◆ CHALLENGE
The data below should be restated word for word, with every picture omitted.

◆ MATERIAL FOR THIS TASK
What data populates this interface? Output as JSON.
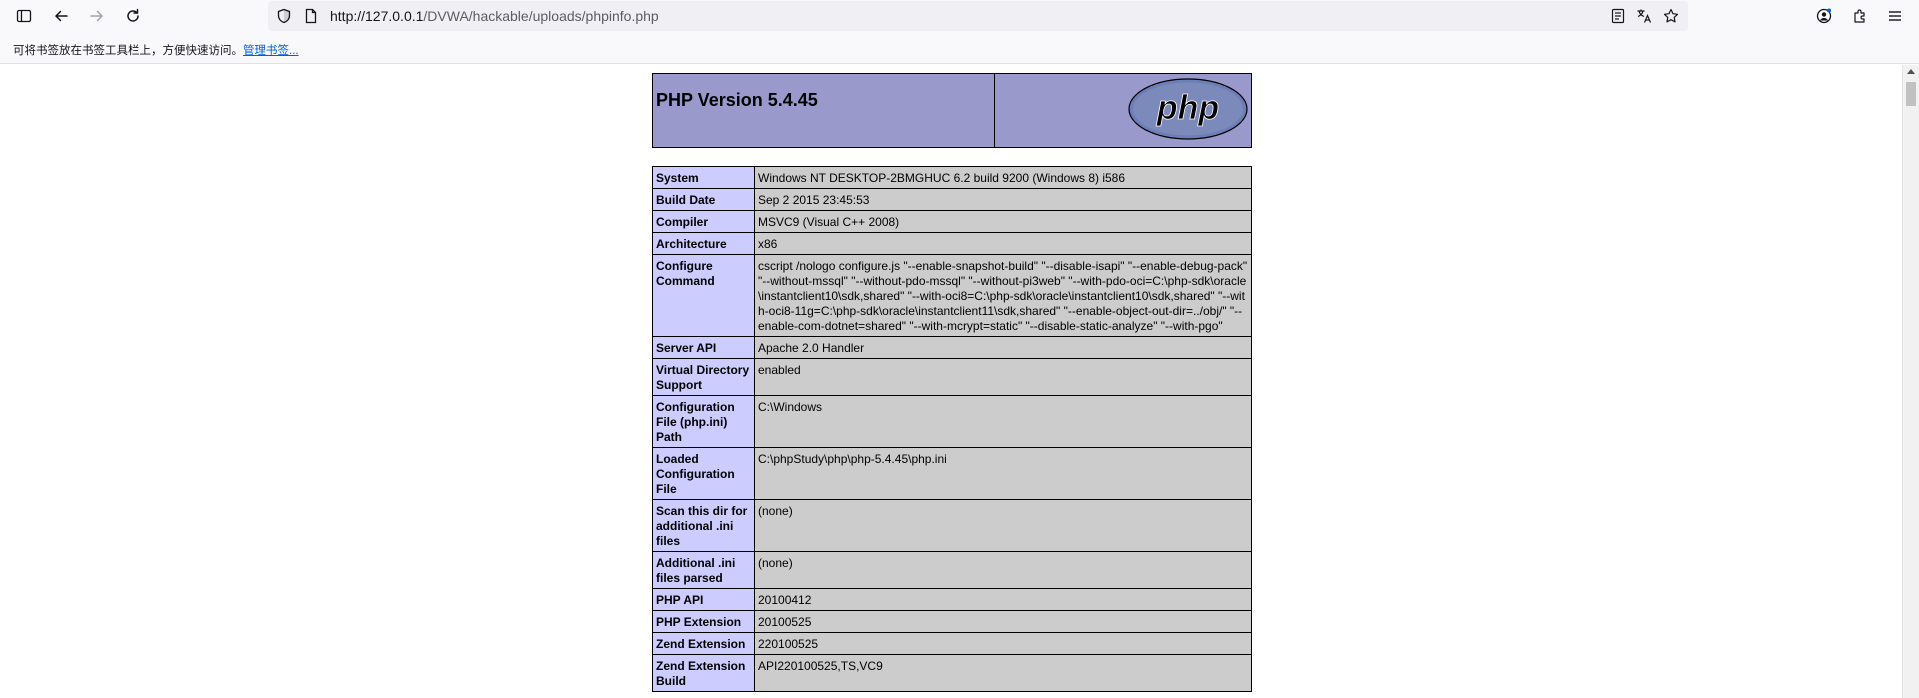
{
  "browser": {
    "url_host": "http://127.0.0.1",
    "url_path": "/DVWA/hackable/uploads/phpinfo.php",
    "bookmarks_hint": "可将书签放在书签工具栏上，方便快速访问。",
    "bookmarks_link": "管理书签..."
  },
  "phpinfo": {
    "version_title": "PHP Version 5.4.45",
    "logo_text": "php",
    "rows": [
      {
        "key": "System",
        "value": "Windows NT DESKTOP-2BMGHUC 6.2 build 9200 (Windows 8) i586"
      },
      {
        "key": "Build Date",
        "value": "Sep 2 2015 23:45:53"
      },
      {
        "key": "Compiler",
        "value": "MSVC9 (Visual C++ 2008)"
      },
      {
        "key": "Architecture",
        "value": "x86"
      },
      {
        "key": "Configure Command",
        "value": "cscript /nologo configure.js \"--enable-snapshot-build\" \"--disable-isapi\" \"--enable-debug-pack\" \"--without-mssql\" \"--without-pdo-mssql\" \"--without-pi3web\" \"--with-pdo-oci=C:\\php-sdk\\oracle\\instantclient10\\sdk,shared\" \"--with-oci8=C:\\php-sdk\\oracle\\instantclient10\\sdk,shared\" \"--with-oci8-11g=C:\\php-sdk\\oracle\\instantclient11\\sdk,shared\" \"--enable-object-out-dir=../obj/\" \"--enable-com-dotnet=shared\" \"--with-mcrypt=static\" \"--disable-static-analyze\" \"--with-pgo\""
      },
      {
        "key": "Server API",
        "value": "Apache 2.0 Handler"
      },
      {
        "key": "Virtual Directory Support",
        "value": "enabled"
      },
      {
        "key": "Configuration File (php.ini) Path",
        "value": "C:\\Windows"
      },
      {
        "key": "Loaded Configuration File",
        "value": "C:\\phpStudy\\php\\php-5.4.45\\php.ini"
      },
      {
        "key": "Scan this dir for additional .ini files",
        "value": "(none)"
      },
      {
        "key": "Additional .ini files parsed",
        "value": "(none)"
      },
      {
        "key": "PHP API",
        "value": "20100412"
      },
      {
        "key": "PHP Extension",
        "value": "20100525"
      },
      {
        "key": "Zend Extension",
        "value": "220100525"
      },
      {
        "key": "Zend Extension Build",
        "value": "API220100525,TS,VC9"
      }
    ]
  }
}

◆ THE RESULT
What data populates this interface? Output as JSON.
{
  "browser": {
    "url_host": "http://127.0.0.1",
    "url_path": "/DVWA/hackable/uploads/phpinfo.php",
    "bookmarks_hint": "可将书签放在书签工具栏上，方便快速访问。",
    "bookmarks_link": "管理书签..."
  },
  "phpinfo": {
    "version_title": "PHP Version 5.4.45",
    "logo_text": "php",
    "rows": [
      {
        "key": "System",
        "value": "Windows NT DESKTOP-2BMGHUC 6.2 build 9200 (Windows 8) i586"
      },
      {
        "key": "Build Date",
        "value": "Sep 2 2015 23:45:53"
      },
      {
        "key": "Compiler",
        "value": "MSVC9 (Visual C++ 2008)"
      },
      {
        "key": "Architecture",
        "value": "x86"
      },
      {
        "key": "Configure Command",
        "value": "cscript /nologo configure.js \"--enable-snapshot-build\" \"--disable-isapi\" \"--enable-debug-pack\" \"--without-mssql\" \"--without-pdo-mssql\" \"--without-pi3web\" \"--with-pdo-oci=C:\\php-sdk\\oracle\\instantclient10\\sdk,shared\" \"--with-oci8=C:\\php-sdk\\oracle\\instantclient10\\sdk,shared\" \"--with-oci8-11g=C:\\php-sdk\\oracle\\instantclient11\\sdk,shared\" \"--enable-object-out-dir=../obj/\" \"--enable-com-dotnet=shared\" \"--with-mcrypt=static\" \"--disable-static-analyze\" \"--with-pgo\""
      },
      {
        "key": "Server API",
        "value": "Apache 2.0 Handler"
      },
      {
        "key": "Virtual Directory Support",
        "value": "enabled"
      },
      {
        "key": "Configuration File (php.ini) Path",
        "value": "C:\\Windows"
      },
      {
        "key": "Loaded Configuration File",
        "value": "C:\\phpStudy\\php\\php-5.4.45\\php.ini"
      },
      {
        "key": "Scan this dir for additional .ini files",
        "value": "(none)"
      },
      {
        "key": "Additional .ini files parsed",
        "value": "(none)"
      },
      {
        "key": "PHP API",
        "value": "20100412"
      },
      {
        "key": "PHP Extension",
        "value": "20100525"
      },
      {
        "key": "Zend Extension",
        "value": "220100525"
      },
      {
        "key": "Zend Extension Build",
        "value": "API220100525,TS,VC9"
      }
    ]
  }
}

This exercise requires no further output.